Collected data

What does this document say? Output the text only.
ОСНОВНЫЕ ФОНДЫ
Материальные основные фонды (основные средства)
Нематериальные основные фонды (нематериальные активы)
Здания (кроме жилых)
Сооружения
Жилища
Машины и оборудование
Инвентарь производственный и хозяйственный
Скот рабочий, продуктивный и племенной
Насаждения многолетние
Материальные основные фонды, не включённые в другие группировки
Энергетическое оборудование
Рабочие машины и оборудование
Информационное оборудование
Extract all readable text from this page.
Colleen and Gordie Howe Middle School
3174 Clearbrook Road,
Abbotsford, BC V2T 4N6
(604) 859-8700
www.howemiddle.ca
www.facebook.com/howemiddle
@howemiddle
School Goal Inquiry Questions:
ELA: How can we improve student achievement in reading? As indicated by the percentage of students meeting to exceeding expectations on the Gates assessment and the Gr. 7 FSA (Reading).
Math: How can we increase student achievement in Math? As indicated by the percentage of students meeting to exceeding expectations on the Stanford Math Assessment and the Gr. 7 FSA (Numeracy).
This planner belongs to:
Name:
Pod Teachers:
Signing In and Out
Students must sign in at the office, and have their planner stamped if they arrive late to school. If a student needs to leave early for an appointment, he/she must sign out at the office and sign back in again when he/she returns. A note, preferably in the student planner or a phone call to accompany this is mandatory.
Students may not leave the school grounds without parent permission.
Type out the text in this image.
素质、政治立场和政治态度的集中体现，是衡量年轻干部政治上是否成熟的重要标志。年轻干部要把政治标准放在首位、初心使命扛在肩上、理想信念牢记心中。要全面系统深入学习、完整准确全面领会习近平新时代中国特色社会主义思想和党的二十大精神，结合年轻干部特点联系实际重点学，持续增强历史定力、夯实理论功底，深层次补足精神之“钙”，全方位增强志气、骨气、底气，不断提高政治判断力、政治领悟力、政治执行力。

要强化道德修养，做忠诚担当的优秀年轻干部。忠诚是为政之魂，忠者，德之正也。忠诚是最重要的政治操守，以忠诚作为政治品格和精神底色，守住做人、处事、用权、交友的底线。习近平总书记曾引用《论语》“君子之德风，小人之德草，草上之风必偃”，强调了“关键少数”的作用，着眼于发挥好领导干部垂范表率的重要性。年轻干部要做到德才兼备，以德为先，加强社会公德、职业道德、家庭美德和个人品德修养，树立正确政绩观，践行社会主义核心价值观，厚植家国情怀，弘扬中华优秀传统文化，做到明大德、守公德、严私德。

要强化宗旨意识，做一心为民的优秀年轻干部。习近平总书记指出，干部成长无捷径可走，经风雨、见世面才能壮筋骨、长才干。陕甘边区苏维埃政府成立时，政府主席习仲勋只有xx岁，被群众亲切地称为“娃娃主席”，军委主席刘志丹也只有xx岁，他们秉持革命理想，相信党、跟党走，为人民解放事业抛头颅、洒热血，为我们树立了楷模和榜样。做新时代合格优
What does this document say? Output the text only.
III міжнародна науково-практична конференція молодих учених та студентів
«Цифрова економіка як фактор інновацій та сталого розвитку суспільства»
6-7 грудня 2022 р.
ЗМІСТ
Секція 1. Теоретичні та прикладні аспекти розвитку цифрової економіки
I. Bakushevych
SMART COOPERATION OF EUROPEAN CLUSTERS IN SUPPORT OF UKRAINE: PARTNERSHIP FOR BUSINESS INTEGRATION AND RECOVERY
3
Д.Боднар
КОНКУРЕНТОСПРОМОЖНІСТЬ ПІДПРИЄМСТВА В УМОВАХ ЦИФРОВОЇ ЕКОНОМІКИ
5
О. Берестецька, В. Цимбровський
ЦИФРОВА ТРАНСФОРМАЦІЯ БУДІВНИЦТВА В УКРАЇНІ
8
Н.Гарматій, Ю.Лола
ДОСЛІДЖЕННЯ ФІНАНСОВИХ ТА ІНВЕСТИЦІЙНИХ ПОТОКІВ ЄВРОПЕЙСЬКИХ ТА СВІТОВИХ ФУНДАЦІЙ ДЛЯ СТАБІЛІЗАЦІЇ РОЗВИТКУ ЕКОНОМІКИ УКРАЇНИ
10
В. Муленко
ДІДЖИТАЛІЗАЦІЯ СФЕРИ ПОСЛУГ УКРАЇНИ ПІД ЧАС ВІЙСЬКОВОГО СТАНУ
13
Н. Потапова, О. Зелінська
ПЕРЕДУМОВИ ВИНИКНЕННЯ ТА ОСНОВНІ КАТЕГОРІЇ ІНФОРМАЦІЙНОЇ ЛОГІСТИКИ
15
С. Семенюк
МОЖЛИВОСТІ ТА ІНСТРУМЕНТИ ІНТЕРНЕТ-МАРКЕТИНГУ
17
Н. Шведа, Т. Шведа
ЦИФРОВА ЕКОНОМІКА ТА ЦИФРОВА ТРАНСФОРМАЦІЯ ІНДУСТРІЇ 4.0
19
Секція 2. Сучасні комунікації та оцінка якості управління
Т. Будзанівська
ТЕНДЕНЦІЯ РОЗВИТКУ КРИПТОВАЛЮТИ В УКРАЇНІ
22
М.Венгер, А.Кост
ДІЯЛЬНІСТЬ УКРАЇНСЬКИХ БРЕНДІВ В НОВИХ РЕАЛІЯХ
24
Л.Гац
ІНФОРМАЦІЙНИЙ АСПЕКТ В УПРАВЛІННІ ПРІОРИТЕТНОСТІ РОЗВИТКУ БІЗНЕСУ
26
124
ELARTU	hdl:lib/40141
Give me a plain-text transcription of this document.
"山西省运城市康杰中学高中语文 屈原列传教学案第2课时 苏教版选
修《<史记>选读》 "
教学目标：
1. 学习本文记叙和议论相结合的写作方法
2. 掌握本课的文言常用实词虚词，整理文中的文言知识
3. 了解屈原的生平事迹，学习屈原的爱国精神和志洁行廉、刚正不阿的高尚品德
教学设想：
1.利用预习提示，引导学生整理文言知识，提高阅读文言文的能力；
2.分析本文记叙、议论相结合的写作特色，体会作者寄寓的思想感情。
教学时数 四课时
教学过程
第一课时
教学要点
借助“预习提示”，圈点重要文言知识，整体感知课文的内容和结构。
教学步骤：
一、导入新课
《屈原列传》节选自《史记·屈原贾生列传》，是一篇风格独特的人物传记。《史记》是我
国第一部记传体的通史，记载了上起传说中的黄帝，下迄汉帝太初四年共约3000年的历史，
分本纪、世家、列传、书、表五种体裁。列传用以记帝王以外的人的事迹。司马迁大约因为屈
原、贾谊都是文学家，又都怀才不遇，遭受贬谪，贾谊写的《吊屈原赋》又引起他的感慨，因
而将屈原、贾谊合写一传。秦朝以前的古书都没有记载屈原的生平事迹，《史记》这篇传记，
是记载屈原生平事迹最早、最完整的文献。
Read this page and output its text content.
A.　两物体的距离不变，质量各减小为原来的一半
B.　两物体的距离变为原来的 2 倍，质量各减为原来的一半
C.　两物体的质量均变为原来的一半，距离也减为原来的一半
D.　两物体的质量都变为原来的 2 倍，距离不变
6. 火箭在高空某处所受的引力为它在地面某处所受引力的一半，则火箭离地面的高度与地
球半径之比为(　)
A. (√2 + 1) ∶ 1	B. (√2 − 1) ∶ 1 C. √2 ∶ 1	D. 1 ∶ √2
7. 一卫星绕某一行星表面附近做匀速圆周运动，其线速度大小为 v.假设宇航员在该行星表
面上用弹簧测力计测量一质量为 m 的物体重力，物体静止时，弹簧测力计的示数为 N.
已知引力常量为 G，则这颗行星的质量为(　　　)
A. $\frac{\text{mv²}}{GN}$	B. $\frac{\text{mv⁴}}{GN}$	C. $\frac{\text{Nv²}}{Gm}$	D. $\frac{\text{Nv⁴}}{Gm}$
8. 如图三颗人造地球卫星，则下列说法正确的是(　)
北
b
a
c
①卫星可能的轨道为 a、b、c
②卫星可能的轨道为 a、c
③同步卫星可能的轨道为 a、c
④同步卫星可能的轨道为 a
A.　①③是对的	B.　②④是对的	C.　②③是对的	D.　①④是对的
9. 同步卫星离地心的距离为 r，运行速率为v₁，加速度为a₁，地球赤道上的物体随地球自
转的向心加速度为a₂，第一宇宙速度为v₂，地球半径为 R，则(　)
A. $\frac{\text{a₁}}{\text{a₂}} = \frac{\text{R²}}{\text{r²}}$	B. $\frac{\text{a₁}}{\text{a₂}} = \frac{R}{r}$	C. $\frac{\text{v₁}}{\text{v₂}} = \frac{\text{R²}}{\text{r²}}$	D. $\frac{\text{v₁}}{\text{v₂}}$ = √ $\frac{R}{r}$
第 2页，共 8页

Required task ::
Output only the lines from the one holding "Read this page and output its text content." through the last line above, exactly as they appear.

Completed exercise ::
Read this page and output its text content.
A.　两物体的距离不变，质量各减小为原来的一半
B.　两物体的距离变为原来的 2 倍，质量各减为原来的一半
C.　两物体的质量均变为原来的一半，距离也减为原来的一半
D.　两物体的质量都变为原来的 2 倍，距离不变
6. 火箭在高空某处所受的引力为它在地面某处所受引力的一半，则火箭离地面的高度与地
球半径之比为(　)
A. (√2 + 1) ∶ 1	B. (√2 − 1) ∶ 1 C. √2 ∶ 1	D. 1 ∶ √2
7. 一卫星绕某一行星表面附近做匀速圆周运动，其线速度大小为 v.假设宇航员在该行星表
面上用弹簧测力计测量一质量为 m 的物体重力，物体静止时，弹簧测力计的示数为 N.
已知引力常量为 G，则这颗行星的质量为(　　　)
A. $\frac{\text{mv²}}{GN}$	B. $\frac{\text{mv⁴}}{GN}$	C. $\frac{\text{Nv²}}{Gm}$	D. $\frac{\text{Nv⁴}}{Gm}$
8. 如图三颗人造地球卫星，则下列说法正确的是(　)
北
b
a
c
①卫星可能的轨道为 a、b、c
②卫星可能的轨道为 a、c
③同步卫星可能的轨道为 a、c
④同步卫星可能的轨道为 a
A.　①③是对的	B.　②④是对的	C.　②③是对的	D.　①④是对的
9. 同步卫星离地心的距离为 r，运行速率为v₁，加速度为a₁，地球赤道上的物体随地球自
转的向心加速度为a₂，第一宇宙速度为v₂，地球半径为 R，则(　)
A. $\frac{\text{a₁}}{\text{a₂}} = \frac{\text{R²}}{\text{r²}}$	B. $\frac{\text{a₁}}{\text{a₂}} = \frac{R}{r}$	C. $\frac{\text{v₁}}{\text{v₂}} = \frac{\text{R²}}{\text{r²}}$	D. $\frac{\text{v₁}}{\text{v₂}}$ = √ $\frac{R}{r}$
第 2页，共 8页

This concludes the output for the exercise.